__TO DO__: Reproduce the records. Keep every word exact and include no images.

__RECORD EXTRACTS__:
>> Begin

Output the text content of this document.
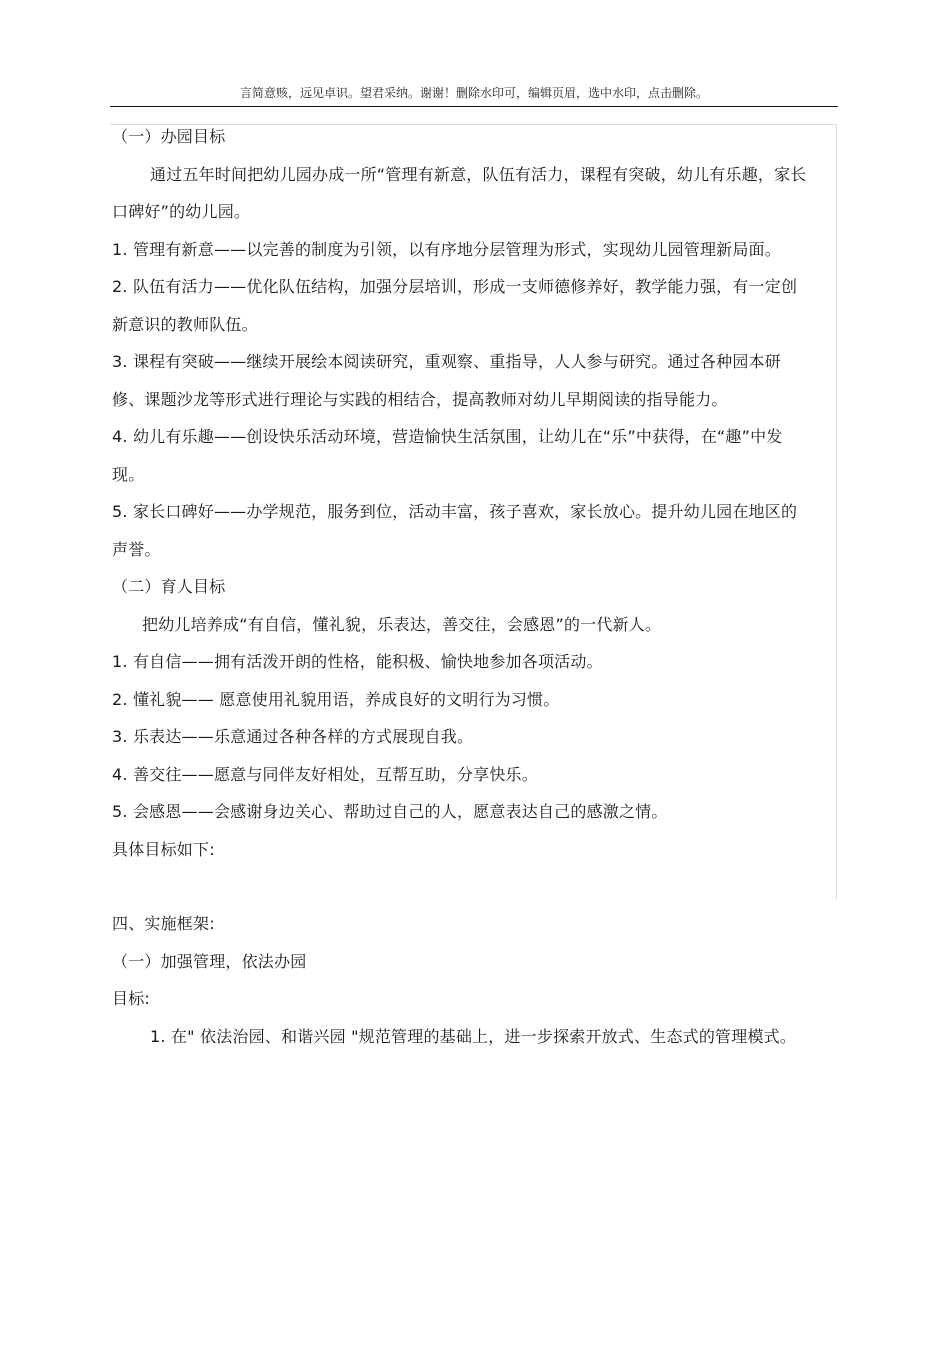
言简意赅，远见卓识。望君采纳。谢谢！删除水印可，编辑页眉，选中水印，点击删除。

（一）办园目标

通过五年时间把幼儿园办成一所“管理有新意，队伍有活力，课程有突破，幼儿有乐趣，家长口碑好”的幼儿园。

1. 管理有新意——以完善的制度为引领，以有序地分层管理为形式，实现幼儿园管理新局面。

2. 队伍有活力——优化队伍结构，加强分层培训，形成一支师德修养好，教学能力强，有一定创新意识的教师队伍。

3. 课程有突破——继续开展绘本阅读研究，重观察、重指导，人人参与研究。通过各种园本研修、课题沙龙等形式进行理论与实践的相结合，提高教师对幼儿早期阅读的指导能力。

4. 幼儿有乐趣——创设快乐活动环境，营造愉快生活氛围，让幼儿在“乐”中获得，在“趣”中发现。

5. 家长口碑好——办学规范，服务到位，活动丰富，孩子喜欢，家长放心。提升幼儿园在地区的声誉。

（二）育人目标

把幼儿培养成“有自信，懂礼貌，乐表达，善交往，会感恩”的一代新人。

1. 有自信——拥有活泼开朗的性格，能积极、愉快地参加各项活动。

2. 懂礼貌—— 愿意使用礼貌用语，养成良好的文明行为习惯。

3. 乐表达——乐意通过各种各样的方式展现自我。

4. 善交往——愿意与同伴友好相处，互帮互助，分享快乐。

5. 会感恩——会感谢身边关心、帮助过自己的人，愿意表达自己的感激之情。

具体目标如下:

四、实施框架:

（一）加强管理，依法办园

目标:

1. 在" 依法治园、和谐兴园 "规范管理的基础上，进一步探索开放式、生态式的管理模式。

>> End

__RESULT FOR THIS TASK__:
Output the text content of this document.
言简意赅，远见卓识。望君采纳。谢谢！删除水印可，编辑页眉，选中水印，点击删除。

（一）办园目标

通过五年时间把幼儿园办成一所“管理有新意，队伍有活力，课程有突破，幼儿有乐趣，家长口碑好”的幼儿园。

1. 管理有新意——以完善的制度为引领，以有序地分层管理为形式，实现幼儿园管理新局面。

2. 队伍有活力——优化队伍结构，加强分层培训，形成一支师德修养好，教学能力强，有一定创新意识的教师队伍。

3. 课程有突破——继续开展绘本阅读研究，重观察、重指导，人人参与研究。通过各种园本研修、课题沙龙等形式进行理论与实践的相结合，提高教师对幼儿早期阅读的指导能力。

4. 幼儿有乐趣——创设快乐活动环境，营造愉快生活氛围，让幼儿在“乐”中获得，在“趣”中发现。

5. 家长口碑好——办学规范，服务到位，活动丰富，孩子喜欢，家长放心。提升幼儿园在地区的声誉。

（二）育人目标

把幼儿培养成“有自信，懂礼貌，乐表达，善交往，会感恩”的一代新人。

1. 有自信——拥有活泼开朗的性格，能积极、愉快地参加各项活动。

2. 懂礼貌—— 愿意使用礼貌用语，养成良好的文明行为习惯。

3. 乐表达——乐意通过各种各样的方式展现自我。

4. 善交往——愿意与同伴友好相处，互帮互助，分享快乐。

5. 会感恩——会感谢身边关心、帮助过自己的人，愿意表达自己的感激之情。

具体目标如下:

四、实施框架:

（一）加强管理，依法办园

目标:

1. 在" 依法治园、和谐兴园 "规范管理的基础上，进一步探索开放式、生态式的管理模式。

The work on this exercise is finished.